→ Requirement: Would you write out the listing verbatim and skip every picture in it?
>> START Materials provided
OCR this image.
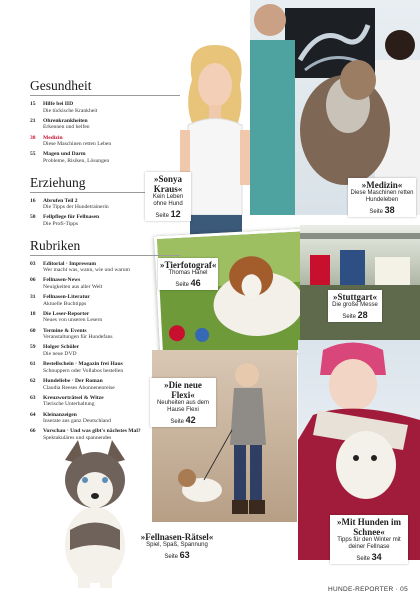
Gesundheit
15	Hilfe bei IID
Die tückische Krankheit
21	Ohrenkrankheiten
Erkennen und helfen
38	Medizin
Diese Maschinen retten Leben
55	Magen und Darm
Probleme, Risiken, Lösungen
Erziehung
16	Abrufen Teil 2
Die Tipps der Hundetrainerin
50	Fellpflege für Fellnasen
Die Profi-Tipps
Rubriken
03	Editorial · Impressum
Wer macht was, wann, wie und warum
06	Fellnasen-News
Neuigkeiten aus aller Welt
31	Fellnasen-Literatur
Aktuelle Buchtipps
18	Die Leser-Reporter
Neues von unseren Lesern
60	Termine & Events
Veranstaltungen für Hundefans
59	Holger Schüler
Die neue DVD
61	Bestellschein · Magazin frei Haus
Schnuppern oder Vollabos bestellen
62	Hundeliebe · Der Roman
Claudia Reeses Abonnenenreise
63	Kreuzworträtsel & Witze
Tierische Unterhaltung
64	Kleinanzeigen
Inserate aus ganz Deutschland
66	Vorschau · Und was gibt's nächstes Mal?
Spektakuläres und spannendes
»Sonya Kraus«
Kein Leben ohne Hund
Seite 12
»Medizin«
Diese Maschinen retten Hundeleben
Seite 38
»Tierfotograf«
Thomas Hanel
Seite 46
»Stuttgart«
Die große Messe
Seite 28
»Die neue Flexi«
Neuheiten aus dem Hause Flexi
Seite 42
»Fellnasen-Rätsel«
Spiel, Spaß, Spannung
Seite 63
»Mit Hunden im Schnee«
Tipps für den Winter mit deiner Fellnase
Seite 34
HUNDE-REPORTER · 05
>> END Materials provided
→ Full output:
OCR this image.
Gesundheit
15	Hilfe bei IID
Die tückische Krankheit
21	Ohrenkrankheiten
Erkennen und helfen
38	Medizin
Diese Maschinen retten Leben
55	Magen und Darm
Probleme, Risiken, Lösungen
Erziehung
16	Abrufen Teil 2
Die Tipps der Hundetrainerin
50	Fellpflege für Fellnasen
Die Profi-Tipps
Rubriken
03	Editorial · Impressum
Wer macht was, wann, wie und warum
06	Fellnasen-News
Neuigkeiten aus aller Welt
31	Fellnasen-Literatur
Aktuelle Buchtipps
18	Die Leser-Reporter
Neues von unseren Lesern
60	Termine & Events
Veranstaltungen für Hundefans
59	Holger Schüler
Die neue DVD
61	Bestellschein · Magazin frei Haus
Schnuppern oder Vollabos bestellen
62	Hundeliebe · Der Roman
Claudia Reeses Abonnenenreise
63	Kreuzworträtsel & Witze
Tierische Unterhaltung
64	Kleinanzeigen
Inserate aus ganz Deutschland
66	Vorschau · Und was gibt's nächstes Mal?
Spektakuläres und spannendes
»Sonya Kraus«
Kein Leben ohne Hund
Seite 12
»Medizin«
Diese Maschinen retten Hundeleben
Seite 38
»Tierfotograf«
Thomas Hanel
Seite 46
»Stuttgart«
Die große Messe
Seite 28
»Die neue Flexi«
Neuheiten aus dem Hause Flexi
Seite 42
»Fellnasen-Rätsel«
Spiel, Spaß, Spannung
Seite 63
»Mit Hunden im Schnee«
Tipps für den Winter mit deiner Fellnase
Seite 34
HUNDE-REPORTER · 05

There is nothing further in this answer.